Written task >> Using the records below, please work out how many lines contain "document"; answer with the number alone.

Data records >>
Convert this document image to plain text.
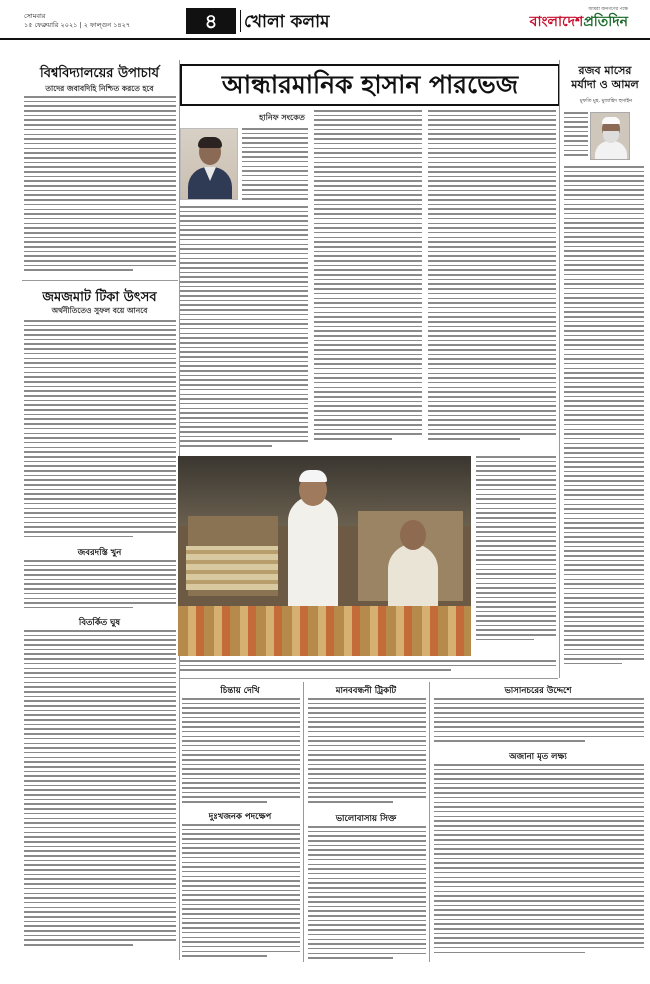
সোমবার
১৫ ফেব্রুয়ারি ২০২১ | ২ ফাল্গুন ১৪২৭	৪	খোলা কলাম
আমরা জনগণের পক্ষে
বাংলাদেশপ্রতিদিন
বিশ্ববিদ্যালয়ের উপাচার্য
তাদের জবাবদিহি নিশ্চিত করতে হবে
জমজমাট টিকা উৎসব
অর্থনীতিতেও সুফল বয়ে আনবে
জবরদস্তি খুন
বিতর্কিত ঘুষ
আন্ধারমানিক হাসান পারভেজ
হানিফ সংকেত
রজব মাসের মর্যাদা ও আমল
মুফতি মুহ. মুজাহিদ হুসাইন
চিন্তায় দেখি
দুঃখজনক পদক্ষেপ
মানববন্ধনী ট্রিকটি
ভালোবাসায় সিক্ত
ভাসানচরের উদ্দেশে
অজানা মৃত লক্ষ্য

...

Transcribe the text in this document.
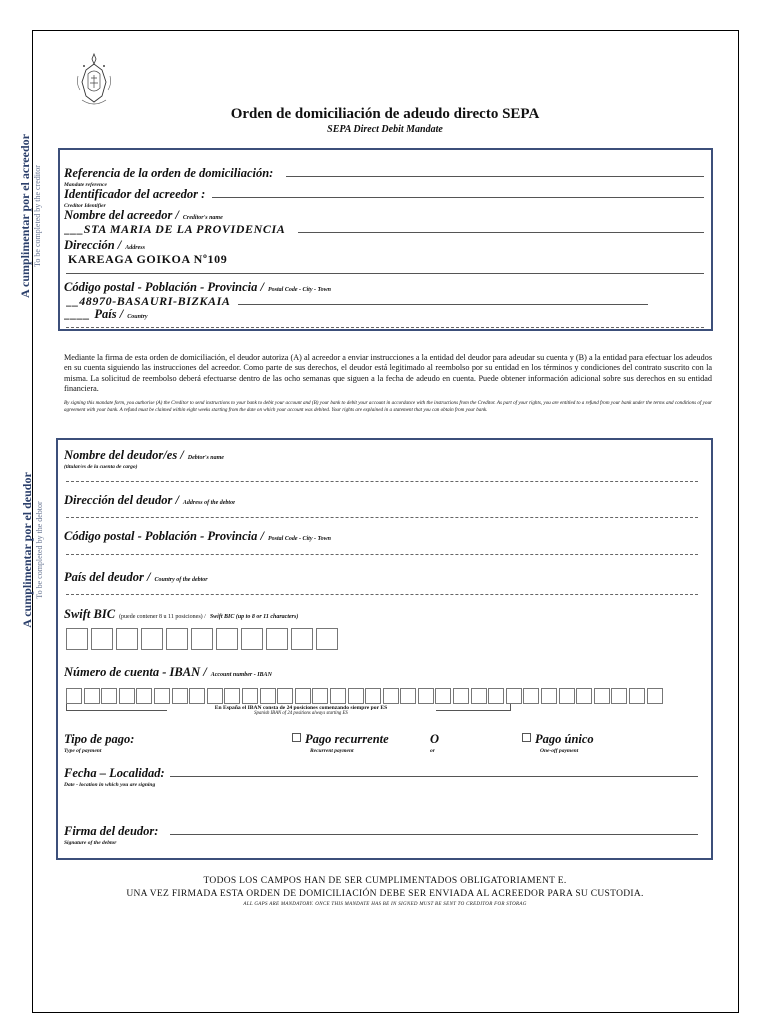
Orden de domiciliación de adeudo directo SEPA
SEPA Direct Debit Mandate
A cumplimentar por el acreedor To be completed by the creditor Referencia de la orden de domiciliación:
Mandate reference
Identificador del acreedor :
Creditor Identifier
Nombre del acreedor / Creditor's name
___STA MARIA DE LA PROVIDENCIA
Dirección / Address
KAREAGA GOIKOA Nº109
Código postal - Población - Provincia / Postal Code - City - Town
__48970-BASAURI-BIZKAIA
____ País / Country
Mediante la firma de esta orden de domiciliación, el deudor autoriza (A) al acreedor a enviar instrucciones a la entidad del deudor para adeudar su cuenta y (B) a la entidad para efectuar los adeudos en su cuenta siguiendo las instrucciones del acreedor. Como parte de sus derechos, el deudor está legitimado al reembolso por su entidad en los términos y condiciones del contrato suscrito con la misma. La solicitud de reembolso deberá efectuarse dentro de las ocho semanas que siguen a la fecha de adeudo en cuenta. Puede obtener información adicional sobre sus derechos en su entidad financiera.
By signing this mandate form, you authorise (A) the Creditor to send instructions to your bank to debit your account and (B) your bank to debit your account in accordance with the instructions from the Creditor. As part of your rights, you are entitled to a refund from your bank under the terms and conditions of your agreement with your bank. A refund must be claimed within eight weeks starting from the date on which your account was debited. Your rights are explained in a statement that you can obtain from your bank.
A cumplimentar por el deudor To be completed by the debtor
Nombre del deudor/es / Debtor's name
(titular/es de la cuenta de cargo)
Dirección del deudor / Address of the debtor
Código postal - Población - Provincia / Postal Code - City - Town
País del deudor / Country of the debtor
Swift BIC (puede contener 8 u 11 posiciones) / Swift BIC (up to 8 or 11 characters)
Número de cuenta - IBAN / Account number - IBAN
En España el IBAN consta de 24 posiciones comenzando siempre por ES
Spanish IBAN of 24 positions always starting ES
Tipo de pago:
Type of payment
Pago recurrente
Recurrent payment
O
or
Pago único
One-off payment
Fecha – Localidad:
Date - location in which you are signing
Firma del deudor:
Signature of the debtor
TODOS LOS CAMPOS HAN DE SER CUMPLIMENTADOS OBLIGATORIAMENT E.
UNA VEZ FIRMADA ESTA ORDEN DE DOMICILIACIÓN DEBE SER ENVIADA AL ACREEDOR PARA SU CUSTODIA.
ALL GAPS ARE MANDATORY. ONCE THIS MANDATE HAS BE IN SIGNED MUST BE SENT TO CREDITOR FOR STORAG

Result for this exercise >> 2